### Your task
Quote the full listing word for word.

(Stored data entries)
((

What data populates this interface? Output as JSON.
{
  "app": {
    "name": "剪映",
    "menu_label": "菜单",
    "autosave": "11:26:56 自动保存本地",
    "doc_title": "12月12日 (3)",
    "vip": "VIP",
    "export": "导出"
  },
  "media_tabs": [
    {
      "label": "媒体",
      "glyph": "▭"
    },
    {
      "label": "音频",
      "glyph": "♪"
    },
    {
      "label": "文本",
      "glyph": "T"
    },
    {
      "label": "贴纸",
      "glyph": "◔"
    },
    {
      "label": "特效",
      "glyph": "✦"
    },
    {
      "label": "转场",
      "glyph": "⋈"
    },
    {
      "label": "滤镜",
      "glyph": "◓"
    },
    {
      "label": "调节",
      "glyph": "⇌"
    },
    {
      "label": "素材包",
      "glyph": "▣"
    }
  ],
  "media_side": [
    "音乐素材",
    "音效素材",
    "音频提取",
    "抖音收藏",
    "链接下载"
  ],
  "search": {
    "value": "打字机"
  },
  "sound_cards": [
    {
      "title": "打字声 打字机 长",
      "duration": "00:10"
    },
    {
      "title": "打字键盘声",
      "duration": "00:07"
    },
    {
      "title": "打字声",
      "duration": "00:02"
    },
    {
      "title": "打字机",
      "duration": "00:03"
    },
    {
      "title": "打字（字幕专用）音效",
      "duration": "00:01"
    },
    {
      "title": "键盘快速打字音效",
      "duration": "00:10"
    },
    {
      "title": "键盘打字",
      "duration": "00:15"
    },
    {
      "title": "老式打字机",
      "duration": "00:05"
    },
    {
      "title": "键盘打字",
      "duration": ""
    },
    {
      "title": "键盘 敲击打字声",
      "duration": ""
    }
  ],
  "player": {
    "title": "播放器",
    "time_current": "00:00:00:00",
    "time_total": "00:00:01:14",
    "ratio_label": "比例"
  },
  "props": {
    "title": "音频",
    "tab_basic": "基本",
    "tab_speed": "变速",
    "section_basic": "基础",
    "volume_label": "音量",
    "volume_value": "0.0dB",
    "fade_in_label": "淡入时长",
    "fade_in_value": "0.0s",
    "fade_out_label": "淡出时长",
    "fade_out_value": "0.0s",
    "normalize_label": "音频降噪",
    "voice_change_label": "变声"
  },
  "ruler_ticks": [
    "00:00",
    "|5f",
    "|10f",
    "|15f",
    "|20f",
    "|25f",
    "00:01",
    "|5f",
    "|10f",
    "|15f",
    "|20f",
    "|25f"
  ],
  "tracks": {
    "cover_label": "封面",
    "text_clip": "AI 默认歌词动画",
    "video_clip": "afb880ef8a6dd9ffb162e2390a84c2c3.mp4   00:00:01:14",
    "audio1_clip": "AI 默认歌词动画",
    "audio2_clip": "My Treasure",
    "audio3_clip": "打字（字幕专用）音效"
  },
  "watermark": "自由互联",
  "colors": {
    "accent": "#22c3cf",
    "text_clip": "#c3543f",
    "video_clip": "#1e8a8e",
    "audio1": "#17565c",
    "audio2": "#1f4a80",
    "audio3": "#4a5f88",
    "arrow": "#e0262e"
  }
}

))

### Answer to the problem
What data populates this interface? Output as JSON.
{
  "app": {
    "name": "剪映",
    "menu_label": "菜单",
    "autosave": "11:26:56 自动保存本地",
    "doc_title": "12月12日 (3)",
    "vip": "VIP",
    "export": "导出"
  },
  "media_tabs": [
    {
      "label": "媒体",
      "glyph": "▭"
    },
    {
      "label": "音频",
      "glyph": "♪"
    },
    {
      "label": "文本",
      "glyph": "T"
    },
    {
      "label": "贴纸",
      "glyph": "◔"
    },
    {
      "label": "特效",
      "glyph": "✦"
    },
    {
      "label": "转场",
      "glyph": "⋈"
    },
    {
      "label": "滤镜",
      "glyph": "◓"
    },
    {
      "label": "调节",
      "glyph": "⇌"
    },
    {
      "label": "素材包",
      "glyph": "▣"
    }
  ],
  "media_side": [
    "音乐素材",
    "音效素材",
    "音频提取",
    "抖音收藏",
    "链接下载"
  ],
  "search": {
    "value": "打字机"
  },
  "sound_cards": [
    {
      "title": "打字声 打字机 长",
      "duration": "00:10"
    },
    {
      "title": "打字键盘声",
      "duration": "00:07"
    },
    {
      "title": "打字声",
      "duration": "00:02"
    },
    {
      "title": "打字机",
      "duration": "00:03"
    },
    {
      "title": "打字（字幕专用）音效",
      "duration": "00:01"
    },
    {
      "title": "键盘快速打字音效",
      "duration": "00:10"
    },
    {
      "title": "键盘打字",
      "duration": "00:15"
    },
    {
      "title": "老式打字机",
      "duration": "00:05"
    },
    {
      "title": "键盘打字",
      "duration": ""
    },
    {
      "title": "键盘 敲击打字声",
      "duration": ""
    }
  ],
  "player": {
    "title": "播放器",
    "time_current": "00:00:00:00",
    "time_total": "00:00:01:14",
    "ratio_label": "比例"
  },
  "props": {
    "title": "音频",
    "tab_basic": "基本",
    "tab_speed": "变速",
    "section_basic": "基础",
    "volume_label": "音量",
    "volume_value": "0.0dB",
    "fade_in_label": "淡入时长",
    "fade_in_value": "0.0s",
    "fade_out_label": "淡出时长",
    "fade_out_value": "0.0s",
    "normalize_label": "音频降噪",
    "voice_change_label": "变声"
  },
  "ruler_ticks": [
    "00:00",
    "|5f",
    "|10f",
    "|15f",
    "|20f",
    "|25f",
    "00:01",
    "|5f",
    "|10f",
    "|15f",
    "|20f",
    "|25f"
  ],
  "tracks": {
    "cover_label": "封面",
    "text_clip": "AI 默认歌词动画",
    "video_clip": "afb880ef8a6dd9ffb162e2390a84c2c3.mp4   00:00:01:14",
    "audio1_clip": "AI 默认歌词动画",
    "audio2_clip": "My Treasure",
    "audio3_clip": "打字（字幕专用）音效"
  },
  "watermark": "自由互联",
  "colors": {
    "accent": "#22c3cf",
    "text_clip": "#c3543f",
    "video_clip": "#1e8a8e",
    "audio1": "#17565c",
    "audio2": "#1f4a80",
    "audio3": "#4a5f88",
    "arrow": "#e0262e"
  }
}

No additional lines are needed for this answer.